> [Records]:
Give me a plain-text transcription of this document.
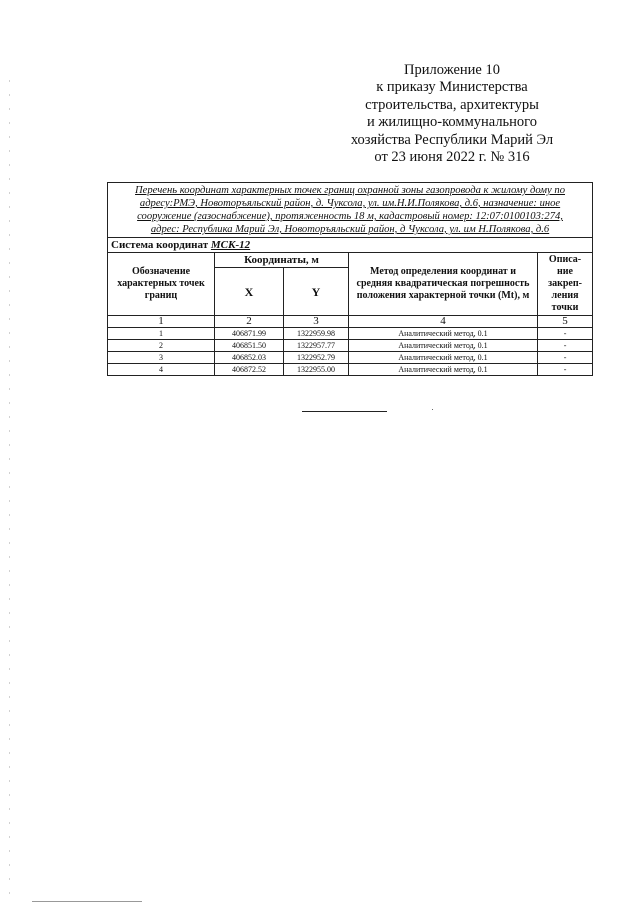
Приложение 10
к приказу Министерства
строительства, архитектуры
и жилищно-коммунального
хозяйства Республики Марий Эл
от 23 июня 2022 г. № 316
Перечень координат характерных точек границ охранной зоны газопровода к жилому дому по
адресу:РМЭ, Новоторъяльский район, д. Чуксола, ул. им.Н.И.Полякова, д.6, назначение: иное
сооружение (газоснабжение), протяженность 18 м, кадастровый номер: 12:07:0100103:274,
адрес: Республика Марий Эл, Новоторъяльский район, д Чуксола, ул. им Н.Полякова, д.6				

Система координат МСК-12				
Обозначение характерных точек границ	Координаты, м		Метод определения координат и средняя квадратическая погрешность положения характерной точки (Mt), м	Описа-ние закреп-ления точки
	X	Y		
1	2	3	4	5
1	406871.99	1322959.98	Аналитический метод, 0.1	-
2	406851.50	1322957.77	Аналитический метод, 0.1	-
3	406852.03	1322952.79	Аналитический метод, 0.1	-
4	406872.52	1322955.00	Аналитический метод, 0.1	-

> [Problem description]: Using the records above, output their complete text exactly, minus any images.

> [Exercise output]:
Give me a plain-text transcription of this document.
Приложение 10
к приказу Министерства
строительства, архитектуры
и жилищно-коммунального
хозяйства Республики Марий Эл
от 23 июня 2022 г. № 316
Перечень координат характерных точек границ охранной зоны газопровода к жилому дому по
адресу:РМЭ, Новоторъяльский район, д. Чуксола, ул. им.Н.И.Полякова, д.6, назначение: иное
сооружение (газоснабжение), протяженность 18 м, кадастровый номер: 12:07:0100103:274,
адрес: Республика Марий Эл, Новоторъяльский район, д Чуксола, ул. им Н.Полякова, д.6				

Система координат МСК-12				
Обозначение характерных точек границ	Координаты, м		Метод определения координат и средняя квадратическая погрешность положения характерной точки (Mt), м	Описа-ние закреп-ления точки
	X	Y		
1	2	3	4	5
1	406871.99	1322959.98	Аналитический метод, 0.1	-
2	406851.50	1322957.77	Аналитический метод, 0.1	-
3	406852.03	1322952.79	Аналитический метод, 0.1	-
4	406872.52	1322955.00	Аналитический метод, 0.1	-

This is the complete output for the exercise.